**LISTING:**

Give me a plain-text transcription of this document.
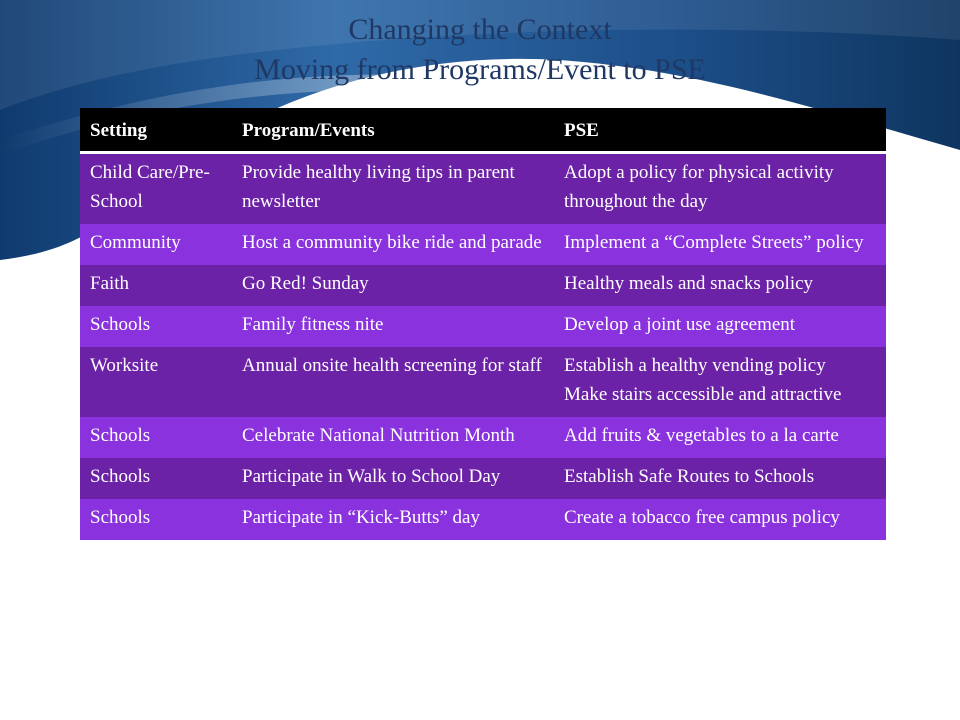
Changing the Context
Moving from Programs/Event to PSE
Setting	Program/Events	PSE
Child Care/Pre-School	Provide healthy living tips in parent newsletter	Adopt a policy for physical activity throughout the day

Community	Host a community bike ride and parade	Implement a “Complete Streets” policy

Faith	Go Red! Sunday	Healthy meals and snacks policy

Schools	Family fitness nite	Develop a joint use agreement

Worksite	Annual onsite health screening for staff	Establish a healthy vending policy
Make stairs accessible and attractive

Schools	Celebrate National Nutrition Month	Add fruits & vegetables to a la carte

Schools	Participate in Walk to School Day	Establish Safe Routes to Schools

Schools	Participate in “Kick-Butts” day	Create a tobacco free campus policy
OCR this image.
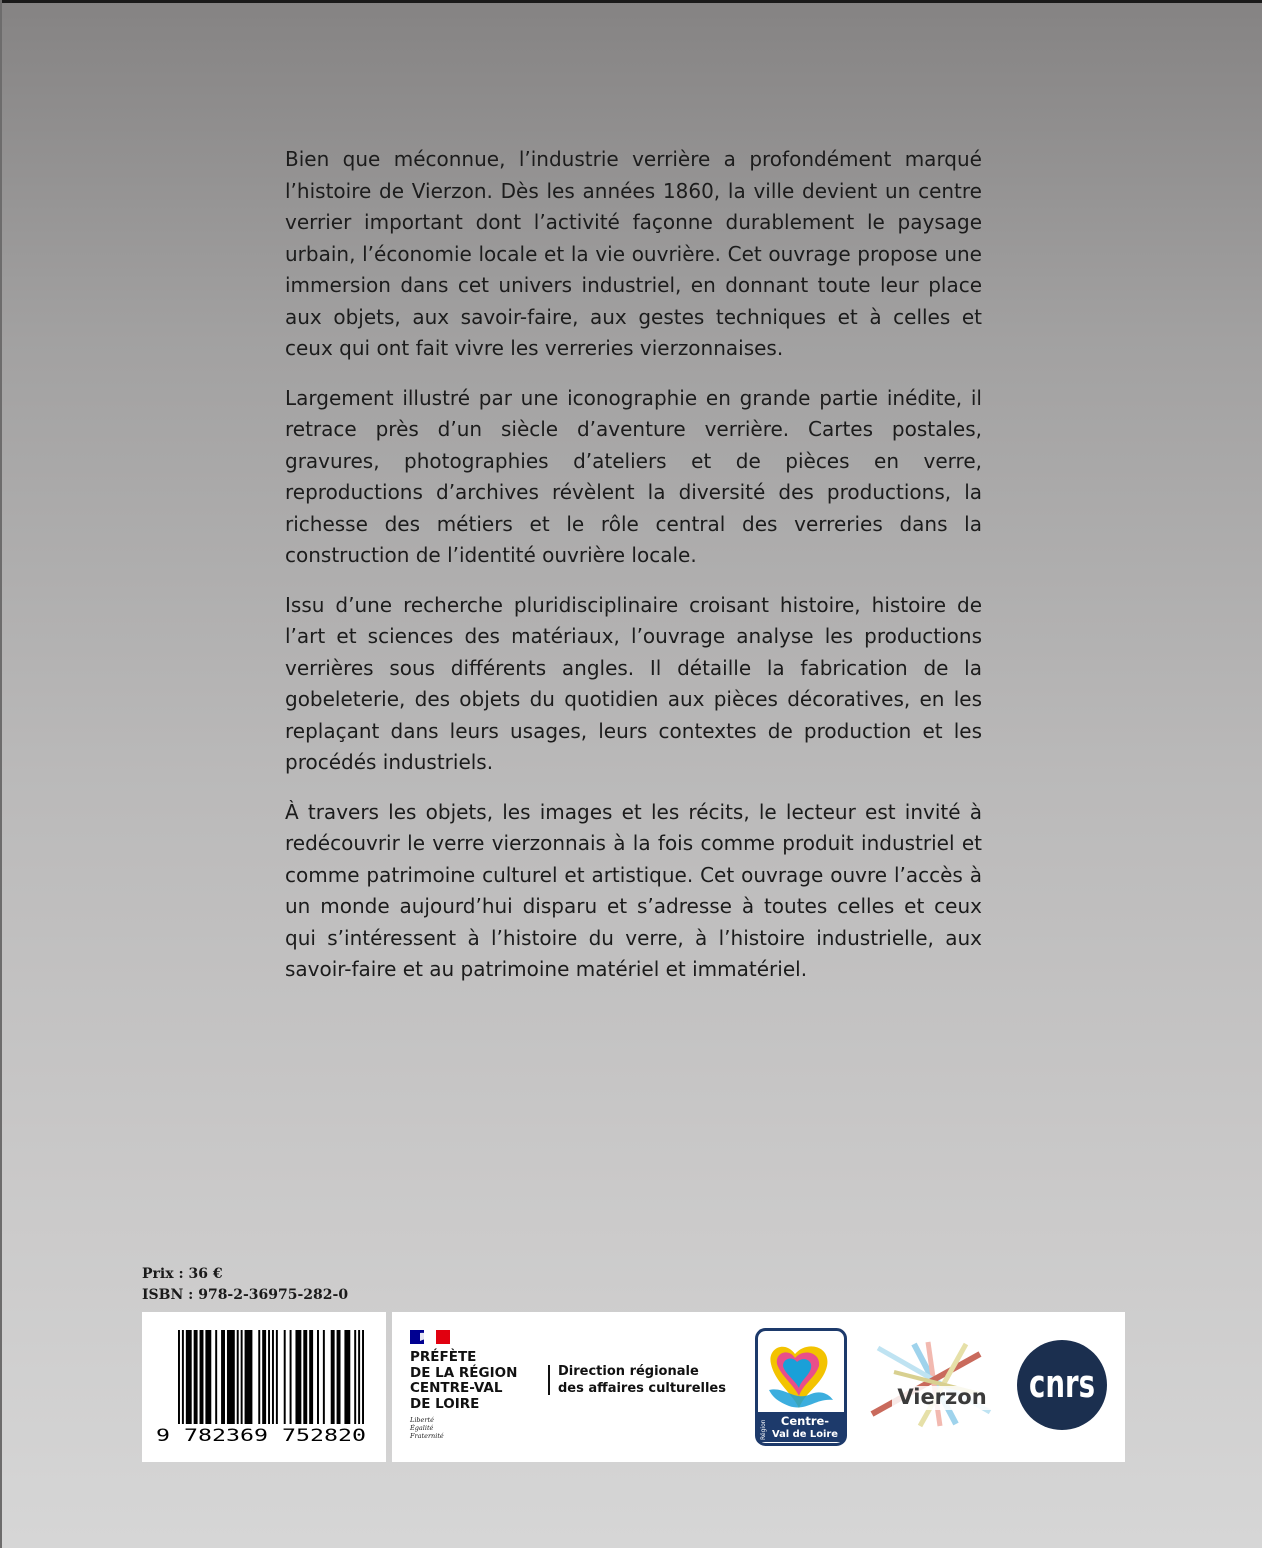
Bien que méconnue, l’industrie verrière a profondément marqué l’histoire de Vierzon. Dès les années 1860, la ville devient un centre verrier important dont l’activité façonne durablement le paysage urbain, l’économie locale et la vie ouvrière. Cet ouvrage propose une immersion dans cet univers industriel, en donnant toute leur place aux objets, aux savoir-faire, aux gestes techniques et à celles et ceux qui ont fait vivre les verreries vierzonnaises.

Largement illustré par une iconographie en grande partie inédite, il retrace près d’un siècle d’aventure verrière. Cartes postales, gravures, photographies d’ateliers et de pièces en verre, reproductions d’archives révèlent la diversité des productions, la richesse des métiers et le rôle central des verreries dans la construction de l’identité ouvrière locale.

Issu d’une recherche pluridisciplinaire croisant histoire, histoire de l’art et sciences des matériaux, l’ouvrage analyse les productions verrières sous différents angles. Il détaille la fabrication de la gobeleterie, des objets du quotidien aux pièces décoratives, en les replaçant dans leurs usages, leurs contextes de production et les procédés industriels.

À travers les objets, les images et les récits, le lecteur est invité à redécouvrir le verre vierzonnais à la fois comme produit industriel et comme patrimoine culturel et artistique. Cet ouvrage ouvre l’accès à un monde aujourd’hui disparu et s’adresse à toutes celles et ceux qui s’intéressent à l’histoire du verre, à l’histoire industrielle, aux savoir-faire et au patrimoine matériel et immatériel.

Prix : 36 €
ISBN : 978-2-36975-282-0
9 782369 752820
PRÉFÈTE
DE LA RÉGION
CENTRE-VAL
DE LOIRE
Liberté
Égalité
Fraternité
Direction régionale
des affaires culturelles
Région Centre-
Val de Loire
Vierzon cnrs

**DIRECTIVE:** Scan the listing above. Gather each line that contains the word "dans".

**TASK RESULT:**
Bien que méconnue, l’industrie verrière a profondément marqué l’histoire de Vierzon. Dès les années 1860, la ville devient un centre verrier important dont l’activité façonne durablement le paysage urbain, l’économie locale et la vie ouvrière. Cet ouvrage propose une immersion dans cet univers industriel, en donnant toute leur place aux objets, aux savoir-faire, aux gestes techniques et à celles et ceux qui ont fait vivre les verreries vierzonnaises.
Largement illustré par une iconographie en grande partie inédite, il retrace près d’un siècle d’aventure verrière. Cartes postales, gravures, photographies d’ateliers et de pièces en verre, reproductions d’archives révèlent la diversité des productions, la richesse des métiers et le rôle central des verreries dans la construction de l’identité ouvrière locale.
Issu d’une recherche pluridisciplinaire croisant histoire, histoire de l’art et sciences des matériaux, l’ouvrage analyse les productions verrières sous différents angles. Il détaille la fabrication de la gobeleterie, des objets du quotidien aux pièces décoratives, en les replaçant dans leurs usages, leurs contextes de production et les procédés industriels.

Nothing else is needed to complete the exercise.